> DIRECTIVE
Go through the entries and say how many lines contain the string "JSON". The number is the whole answer.

> MATERIALS PROVIDED
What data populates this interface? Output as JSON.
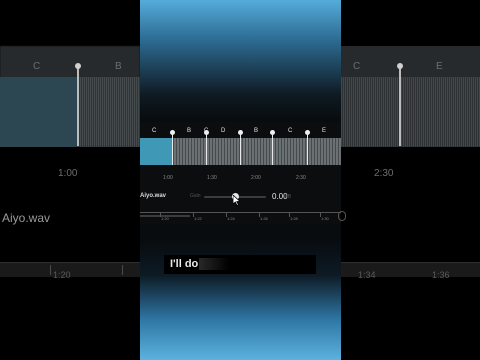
{
  "left_panel": {
    "chords": [
      "C",
      "B"
    ],
    "time": "1:00",
    "filename": "Aiyo.wav",
    "ruler_time": "1:20"
  },
  "right_panel": {
    "chords": [
      "C",
      "E"
    ],
    "time": "2:30",
    "ruler_times": [
      "1:34",
      "1:36"
    ]
  },
  "editor": {
    "chord_markers": [
      "C",
      "B",
      "C",
      "D",
      "B",
      "C",
      "E"
    ],
    "times": [
      "1:00",
      "1:30",
      "2:00",
      "2:30"
    ],
    "filename": "Aiyo.wav",
    "slider_label": "Gain",
    "value": "0.00",
    "value_unit": "dB",
    "ruler_times": [
      "1:20",
      "1:22",
      "1:24",
      "1:26",
      "1:28",
      "1:30"
    ]
  },
  "caption": {
    "text": "I'll do"
  },
  "colors": {
    "played_wave": "#3f98b6",
    "wave": "#6b7073",
    "sky": "#55acda"
  }
}
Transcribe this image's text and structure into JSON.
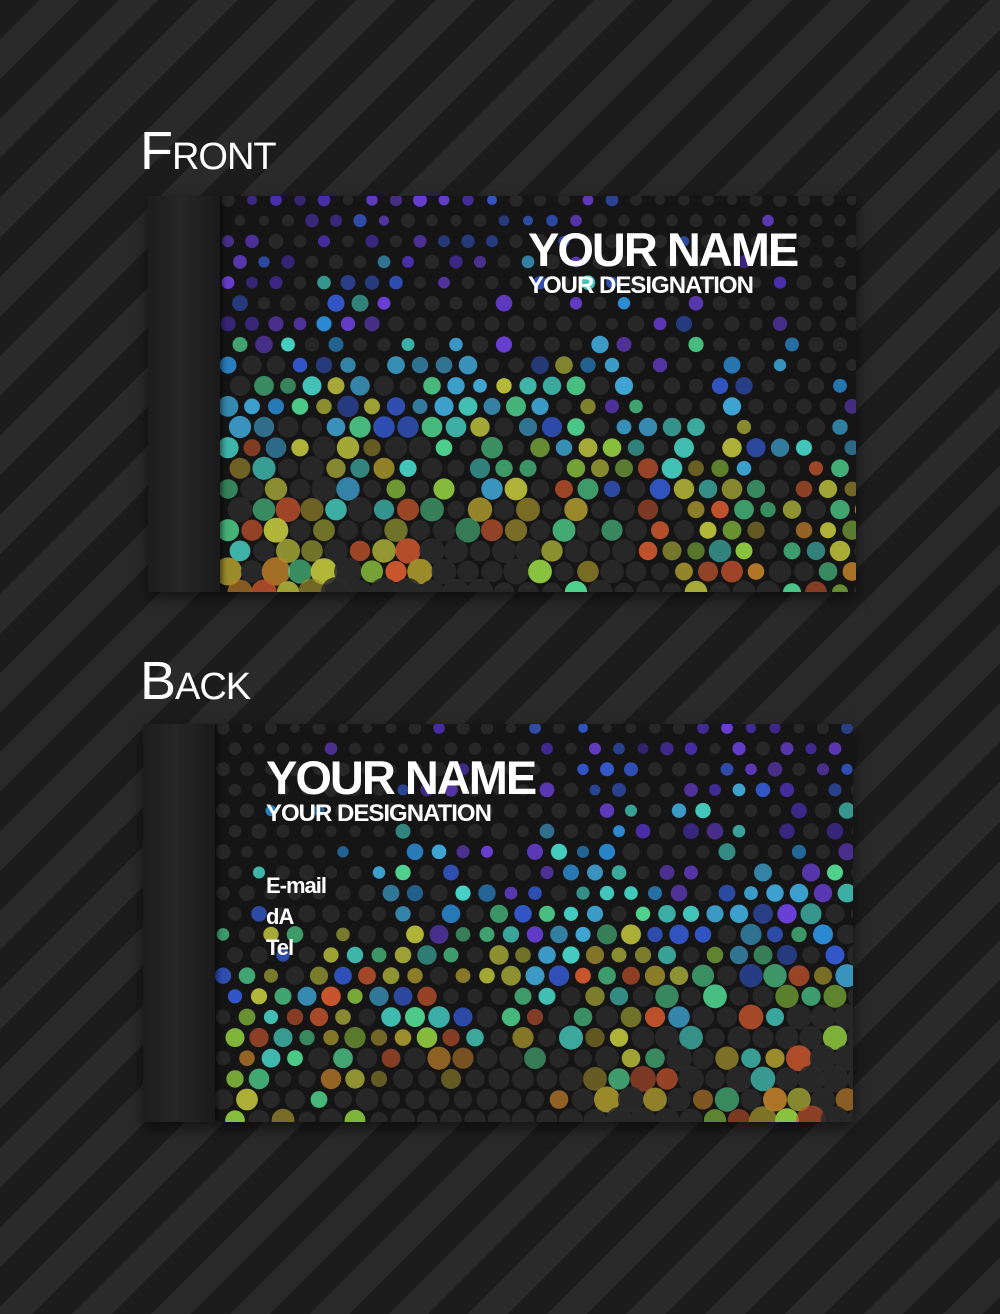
{
  "front": {
    "heading": "Front",
    "name": "YOUR NAME",
    "designation": "YOUR DESIGNATION"
  },
  "back": {
    "heading": "Back",
    "name": "YOUR NAME",
    "designation": "YOUR DESIGNATION",
    "contacts": [
      "E-mail",
      "dA",
      "Tel"
    ]
  },
  "colors": {
    "background": "#222223",
    "card": "#151516",
    "text": "#ffffff",
    "dot_palette": [
      "#4b2fb0",
      "#6a3fd6",
      "#3fa7d6",
      "#46d1c4",
      "#4fd08c",
      "#8cc63f",
      "#b5b93a",
      "#a08f2c",
      "#c7842b",
      "#c8552d",
      "#3357c9",
      "#2c8fd8"
    ]
  }
}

> RESPONSE TO THIS TASK
2